__Instructions to follow__: Look through the data and write out every line with the word "JSON" in it.

__Dataset records__:
§ §

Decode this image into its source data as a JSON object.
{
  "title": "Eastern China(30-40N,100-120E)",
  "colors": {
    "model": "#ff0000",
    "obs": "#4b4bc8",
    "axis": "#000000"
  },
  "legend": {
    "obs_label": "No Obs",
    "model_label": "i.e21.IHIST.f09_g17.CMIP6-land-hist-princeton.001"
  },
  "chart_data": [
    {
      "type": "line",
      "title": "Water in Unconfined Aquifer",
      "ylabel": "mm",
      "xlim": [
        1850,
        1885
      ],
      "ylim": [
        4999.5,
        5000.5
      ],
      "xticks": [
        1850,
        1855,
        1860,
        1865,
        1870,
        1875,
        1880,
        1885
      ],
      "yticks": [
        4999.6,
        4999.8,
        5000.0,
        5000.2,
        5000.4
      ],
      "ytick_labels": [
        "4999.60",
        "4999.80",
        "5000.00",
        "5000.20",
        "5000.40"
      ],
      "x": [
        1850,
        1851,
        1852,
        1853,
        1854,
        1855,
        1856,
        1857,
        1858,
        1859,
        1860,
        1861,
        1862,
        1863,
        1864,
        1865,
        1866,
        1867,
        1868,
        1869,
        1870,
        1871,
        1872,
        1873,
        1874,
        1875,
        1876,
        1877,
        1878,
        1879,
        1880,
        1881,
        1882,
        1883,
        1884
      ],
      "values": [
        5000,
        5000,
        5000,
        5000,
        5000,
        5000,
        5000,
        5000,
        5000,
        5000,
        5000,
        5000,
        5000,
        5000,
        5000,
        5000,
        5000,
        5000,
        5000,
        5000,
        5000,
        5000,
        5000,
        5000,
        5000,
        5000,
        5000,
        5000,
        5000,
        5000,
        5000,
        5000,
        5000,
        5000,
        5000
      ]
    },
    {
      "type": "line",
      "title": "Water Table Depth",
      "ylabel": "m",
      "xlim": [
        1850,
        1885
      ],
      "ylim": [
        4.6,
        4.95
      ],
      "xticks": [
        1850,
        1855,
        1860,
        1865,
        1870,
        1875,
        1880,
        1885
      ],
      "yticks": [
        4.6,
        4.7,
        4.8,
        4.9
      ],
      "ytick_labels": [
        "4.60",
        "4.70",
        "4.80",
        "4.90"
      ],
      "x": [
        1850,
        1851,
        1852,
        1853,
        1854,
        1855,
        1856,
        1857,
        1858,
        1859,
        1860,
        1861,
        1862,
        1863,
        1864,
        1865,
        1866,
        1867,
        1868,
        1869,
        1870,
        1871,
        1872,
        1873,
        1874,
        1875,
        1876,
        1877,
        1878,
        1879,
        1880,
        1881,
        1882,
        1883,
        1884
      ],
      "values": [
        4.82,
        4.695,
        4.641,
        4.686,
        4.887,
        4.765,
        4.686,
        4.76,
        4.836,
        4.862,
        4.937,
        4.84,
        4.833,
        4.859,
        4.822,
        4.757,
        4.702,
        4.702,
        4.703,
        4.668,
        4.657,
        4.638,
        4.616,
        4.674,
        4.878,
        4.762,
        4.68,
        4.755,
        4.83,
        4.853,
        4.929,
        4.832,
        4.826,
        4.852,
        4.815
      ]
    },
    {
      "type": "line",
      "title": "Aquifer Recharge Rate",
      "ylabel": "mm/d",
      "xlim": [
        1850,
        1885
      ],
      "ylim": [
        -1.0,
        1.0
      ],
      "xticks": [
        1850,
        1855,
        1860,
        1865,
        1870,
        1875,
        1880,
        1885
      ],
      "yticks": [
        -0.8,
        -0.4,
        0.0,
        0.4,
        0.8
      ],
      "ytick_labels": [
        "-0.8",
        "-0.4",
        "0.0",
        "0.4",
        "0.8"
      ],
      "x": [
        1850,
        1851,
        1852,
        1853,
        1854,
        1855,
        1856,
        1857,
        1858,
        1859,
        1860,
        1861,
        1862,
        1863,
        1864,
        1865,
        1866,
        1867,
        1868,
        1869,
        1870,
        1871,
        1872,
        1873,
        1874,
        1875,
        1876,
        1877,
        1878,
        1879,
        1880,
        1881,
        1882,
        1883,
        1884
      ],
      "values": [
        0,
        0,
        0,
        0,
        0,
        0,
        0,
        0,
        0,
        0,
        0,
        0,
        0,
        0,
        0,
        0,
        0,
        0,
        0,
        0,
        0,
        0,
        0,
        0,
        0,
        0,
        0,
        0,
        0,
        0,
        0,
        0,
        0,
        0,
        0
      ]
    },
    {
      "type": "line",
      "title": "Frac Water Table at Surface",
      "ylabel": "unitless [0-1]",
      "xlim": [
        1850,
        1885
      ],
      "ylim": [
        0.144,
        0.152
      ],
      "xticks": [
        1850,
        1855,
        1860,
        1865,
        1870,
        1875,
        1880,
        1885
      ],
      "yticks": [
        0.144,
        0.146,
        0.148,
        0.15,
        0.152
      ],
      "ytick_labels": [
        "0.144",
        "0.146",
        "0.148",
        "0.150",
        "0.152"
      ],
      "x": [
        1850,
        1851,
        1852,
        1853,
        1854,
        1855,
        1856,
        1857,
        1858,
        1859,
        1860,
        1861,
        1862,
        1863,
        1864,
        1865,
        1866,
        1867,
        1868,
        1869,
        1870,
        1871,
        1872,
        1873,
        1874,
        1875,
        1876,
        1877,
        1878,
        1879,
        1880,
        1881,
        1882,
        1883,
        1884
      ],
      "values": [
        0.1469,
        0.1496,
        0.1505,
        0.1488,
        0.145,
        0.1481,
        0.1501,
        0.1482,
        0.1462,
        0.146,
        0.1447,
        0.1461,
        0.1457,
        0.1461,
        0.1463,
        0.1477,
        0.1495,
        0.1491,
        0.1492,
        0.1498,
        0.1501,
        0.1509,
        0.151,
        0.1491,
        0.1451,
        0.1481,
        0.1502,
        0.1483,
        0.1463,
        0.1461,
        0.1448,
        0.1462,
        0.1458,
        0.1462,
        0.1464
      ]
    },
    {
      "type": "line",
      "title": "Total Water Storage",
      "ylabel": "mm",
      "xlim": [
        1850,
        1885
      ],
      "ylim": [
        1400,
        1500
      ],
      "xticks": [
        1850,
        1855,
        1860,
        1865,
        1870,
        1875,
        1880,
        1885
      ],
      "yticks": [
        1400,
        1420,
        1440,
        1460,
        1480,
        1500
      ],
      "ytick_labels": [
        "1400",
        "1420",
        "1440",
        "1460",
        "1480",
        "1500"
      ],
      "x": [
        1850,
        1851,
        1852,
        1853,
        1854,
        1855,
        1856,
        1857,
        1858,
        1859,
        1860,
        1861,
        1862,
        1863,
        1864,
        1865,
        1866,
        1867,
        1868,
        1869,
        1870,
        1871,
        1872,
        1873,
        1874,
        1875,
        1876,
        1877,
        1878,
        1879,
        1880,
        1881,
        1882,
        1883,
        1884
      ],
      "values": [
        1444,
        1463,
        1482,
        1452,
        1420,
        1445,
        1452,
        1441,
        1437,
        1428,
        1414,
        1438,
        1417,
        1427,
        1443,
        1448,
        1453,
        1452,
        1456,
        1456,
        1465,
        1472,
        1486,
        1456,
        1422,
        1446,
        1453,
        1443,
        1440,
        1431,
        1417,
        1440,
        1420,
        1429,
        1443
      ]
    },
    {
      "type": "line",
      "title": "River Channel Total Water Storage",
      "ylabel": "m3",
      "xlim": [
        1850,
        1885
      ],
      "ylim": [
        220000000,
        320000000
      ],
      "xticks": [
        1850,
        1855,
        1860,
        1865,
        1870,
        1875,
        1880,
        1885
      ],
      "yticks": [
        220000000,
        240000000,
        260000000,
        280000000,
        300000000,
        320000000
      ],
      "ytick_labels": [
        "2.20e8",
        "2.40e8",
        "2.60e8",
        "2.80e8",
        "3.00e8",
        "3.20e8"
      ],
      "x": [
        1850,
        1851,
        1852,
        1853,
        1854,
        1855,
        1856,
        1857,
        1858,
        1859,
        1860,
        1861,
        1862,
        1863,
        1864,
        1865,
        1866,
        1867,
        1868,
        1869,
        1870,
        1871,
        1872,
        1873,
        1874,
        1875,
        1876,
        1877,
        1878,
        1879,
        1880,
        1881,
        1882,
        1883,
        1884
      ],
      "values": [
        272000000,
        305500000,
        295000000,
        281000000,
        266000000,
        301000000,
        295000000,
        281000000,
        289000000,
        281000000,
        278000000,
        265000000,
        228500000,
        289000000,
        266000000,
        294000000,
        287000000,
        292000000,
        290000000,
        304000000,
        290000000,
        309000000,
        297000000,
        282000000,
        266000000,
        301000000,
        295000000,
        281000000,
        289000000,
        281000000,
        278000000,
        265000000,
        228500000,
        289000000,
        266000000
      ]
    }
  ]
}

§ §

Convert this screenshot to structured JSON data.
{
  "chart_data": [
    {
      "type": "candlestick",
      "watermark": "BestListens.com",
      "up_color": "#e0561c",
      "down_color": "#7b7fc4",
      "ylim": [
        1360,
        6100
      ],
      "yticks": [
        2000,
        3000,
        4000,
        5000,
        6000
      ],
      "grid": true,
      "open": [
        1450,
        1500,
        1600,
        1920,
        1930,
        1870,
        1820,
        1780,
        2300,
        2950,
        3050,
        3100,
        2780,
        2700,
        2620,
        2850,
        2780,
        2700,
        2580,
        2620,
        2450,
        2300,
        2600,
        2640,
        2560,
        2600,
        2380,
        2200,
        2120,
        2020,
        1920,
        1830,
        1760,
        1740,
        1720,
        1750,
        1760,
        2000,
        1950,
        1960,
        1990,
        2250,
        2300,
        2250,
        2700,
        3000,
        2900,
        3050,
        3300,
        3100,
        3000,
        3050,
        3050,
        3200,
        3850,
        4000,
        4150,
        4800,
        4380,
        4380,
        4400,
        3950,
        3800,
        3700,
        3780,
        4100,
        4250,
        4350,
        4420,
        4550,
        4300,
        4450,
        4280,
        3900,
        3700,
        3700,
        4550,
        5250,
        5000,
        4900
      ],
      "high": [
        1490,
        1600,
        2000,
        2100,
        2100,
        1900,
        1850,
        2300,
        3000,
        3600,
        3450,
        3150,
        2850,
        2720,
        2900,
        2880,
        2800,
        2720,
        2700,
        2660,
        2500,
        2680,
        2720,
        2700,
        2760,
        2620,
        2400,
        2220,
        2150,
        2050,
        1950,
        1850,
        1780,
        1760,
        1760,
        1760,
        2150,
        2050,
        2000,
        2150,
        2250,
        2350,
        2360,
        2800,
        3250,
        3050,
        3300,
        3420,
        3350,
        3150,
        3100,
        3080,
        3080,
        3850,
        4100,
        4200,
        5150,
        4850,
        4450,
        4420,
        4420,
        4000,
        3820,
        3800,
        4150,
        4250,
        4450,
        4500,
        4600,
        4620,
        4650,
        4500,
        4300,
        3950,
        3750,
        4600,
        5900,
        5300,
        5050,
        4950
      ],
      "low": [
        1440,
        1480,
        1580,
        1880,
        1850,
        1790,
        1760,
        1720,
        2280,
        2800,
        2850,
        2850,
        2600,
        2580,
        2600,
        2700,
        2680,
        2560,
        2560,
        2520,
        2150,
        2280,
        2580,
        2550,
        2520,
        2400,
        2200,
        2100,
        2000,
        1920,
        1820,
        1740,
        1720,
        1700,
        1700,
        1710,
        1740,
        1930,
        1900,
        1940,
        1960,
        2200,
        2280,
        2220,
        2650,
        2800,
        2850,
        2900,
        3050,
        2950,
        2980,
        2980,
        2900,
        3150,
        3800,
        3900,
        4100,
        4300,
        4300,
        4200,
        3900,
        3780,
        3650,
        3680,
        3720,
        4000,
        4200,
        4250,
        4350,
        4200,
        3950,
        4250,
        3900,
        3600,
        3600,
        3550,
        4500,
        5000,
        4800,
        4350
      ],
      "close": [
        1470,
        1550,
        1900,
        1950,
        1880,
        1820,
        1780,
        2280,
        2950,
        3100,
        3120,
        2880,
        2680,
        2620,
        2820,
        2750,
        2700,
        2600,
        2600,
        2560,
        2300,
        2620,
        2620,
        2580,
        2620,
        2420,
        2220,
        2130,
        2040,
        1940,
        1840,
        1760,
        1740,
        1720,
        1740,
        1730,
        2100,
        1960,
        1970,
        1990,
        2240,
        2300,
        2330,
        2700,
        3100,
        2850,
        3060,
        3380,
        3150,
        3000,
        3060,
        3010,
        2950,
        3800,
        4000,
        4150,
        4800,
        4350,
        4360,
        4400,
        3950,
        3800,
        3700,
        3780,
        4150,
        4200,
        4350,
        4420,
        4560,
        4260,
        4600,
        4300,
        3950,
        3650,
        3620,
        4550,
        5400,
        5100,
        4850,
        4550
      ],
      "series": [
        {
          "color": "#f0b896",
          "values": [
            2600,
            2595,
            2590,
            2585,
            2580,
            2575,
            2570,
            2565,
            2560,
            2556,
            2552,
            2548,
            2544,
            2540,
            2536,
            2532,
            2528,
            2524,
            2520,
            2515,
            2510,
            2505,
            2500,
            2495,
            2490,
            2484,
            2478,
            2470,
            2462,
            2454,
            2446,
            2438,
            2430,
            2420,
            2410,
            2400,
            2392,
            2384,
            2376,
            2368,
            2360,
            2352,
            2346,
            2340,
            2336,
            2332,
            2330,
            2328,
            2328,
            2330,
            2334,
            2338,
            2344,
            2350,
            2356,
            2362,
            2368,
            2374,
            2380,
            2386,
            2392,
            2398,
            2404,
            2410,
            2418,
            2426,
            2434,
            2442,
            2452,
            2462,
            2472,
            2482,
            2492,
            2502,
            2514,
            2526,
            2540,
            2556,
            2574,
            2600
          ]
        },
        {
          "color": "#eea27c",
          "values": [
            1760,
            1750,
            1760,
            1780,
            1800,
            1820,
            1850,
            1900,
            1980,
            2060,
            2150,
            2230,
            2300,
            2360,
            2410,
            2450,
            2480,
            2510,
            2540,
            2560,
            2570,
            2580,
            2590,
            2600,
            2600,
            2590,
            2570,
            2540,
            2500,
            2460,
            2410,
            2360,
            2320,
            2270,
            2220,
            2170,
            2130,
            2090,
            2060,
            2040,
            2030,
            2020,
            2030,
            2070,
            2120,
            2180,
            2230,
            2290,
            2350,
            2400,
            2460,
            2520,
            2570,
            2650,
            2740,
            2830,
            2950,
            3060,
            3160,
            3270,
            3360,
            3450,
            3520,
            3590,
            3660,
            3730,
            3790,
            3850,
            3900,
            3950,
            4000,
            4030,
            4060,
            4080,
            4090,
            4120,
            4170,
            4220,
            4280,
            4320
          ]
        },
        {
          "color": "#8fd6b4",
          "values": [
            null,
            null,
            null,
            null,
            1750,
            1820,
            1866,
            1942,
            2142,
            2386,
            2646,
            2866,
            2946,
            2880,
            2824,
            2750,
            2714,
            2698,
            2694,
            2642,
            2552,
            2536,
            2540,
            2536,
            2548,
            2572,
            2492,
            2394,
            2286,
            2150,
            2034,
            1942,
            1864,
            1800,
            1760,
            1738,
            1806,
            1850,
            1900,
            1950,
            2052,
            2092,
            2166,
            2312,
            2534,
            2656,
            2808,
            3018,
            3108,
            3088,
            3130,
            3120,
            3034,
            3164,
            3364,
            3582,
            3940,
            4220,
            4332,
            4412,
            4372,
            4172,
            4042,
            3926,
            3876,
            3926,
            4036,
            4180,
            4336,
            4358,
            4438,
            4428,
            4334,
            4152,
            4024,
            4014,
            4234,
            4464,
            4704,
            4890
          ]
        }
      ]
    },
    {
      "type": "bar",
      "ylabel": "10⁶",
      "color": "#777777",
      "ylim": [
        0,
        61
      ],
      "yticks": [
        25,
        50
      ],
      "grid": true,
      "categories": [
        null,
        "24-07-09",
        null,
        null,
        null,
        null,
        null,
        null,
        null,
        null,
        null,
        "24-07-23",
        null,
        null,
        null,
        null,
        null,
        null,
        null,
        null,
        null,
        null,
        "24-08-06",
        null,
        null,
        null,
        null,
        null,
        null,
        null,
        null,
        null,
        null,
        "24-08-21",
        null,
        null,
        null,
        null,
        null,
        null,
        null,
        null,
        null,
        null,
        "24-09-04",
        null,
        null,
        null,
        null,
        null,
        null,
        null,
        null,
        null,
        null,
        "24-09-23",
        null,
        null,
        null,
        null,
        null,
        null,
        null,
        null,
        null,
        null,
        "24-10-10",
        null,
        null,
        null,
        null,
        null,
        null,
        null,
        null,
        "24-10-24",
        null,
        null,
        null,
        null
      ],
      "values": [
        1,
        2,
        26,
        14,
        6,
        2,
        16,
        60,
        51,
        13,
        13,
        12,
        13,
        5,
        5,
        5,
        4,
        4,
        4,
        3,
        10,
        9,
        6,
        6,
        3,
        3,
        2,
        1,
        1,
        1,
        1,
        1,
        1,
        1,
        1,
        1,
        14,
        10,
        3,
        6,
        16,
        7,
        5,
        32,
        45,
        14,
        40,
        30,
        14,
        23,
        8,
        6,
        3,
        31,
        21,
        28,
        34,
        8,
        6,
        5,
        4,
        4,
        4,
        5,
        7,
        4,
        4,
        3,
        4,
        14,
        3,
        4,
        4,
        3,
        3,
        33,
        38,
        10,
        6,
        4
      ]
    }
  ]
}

§ §

__Result of this exercise__:
Decode this image into its source data as a JSON object.
Convert this screenshot to structured JSON data.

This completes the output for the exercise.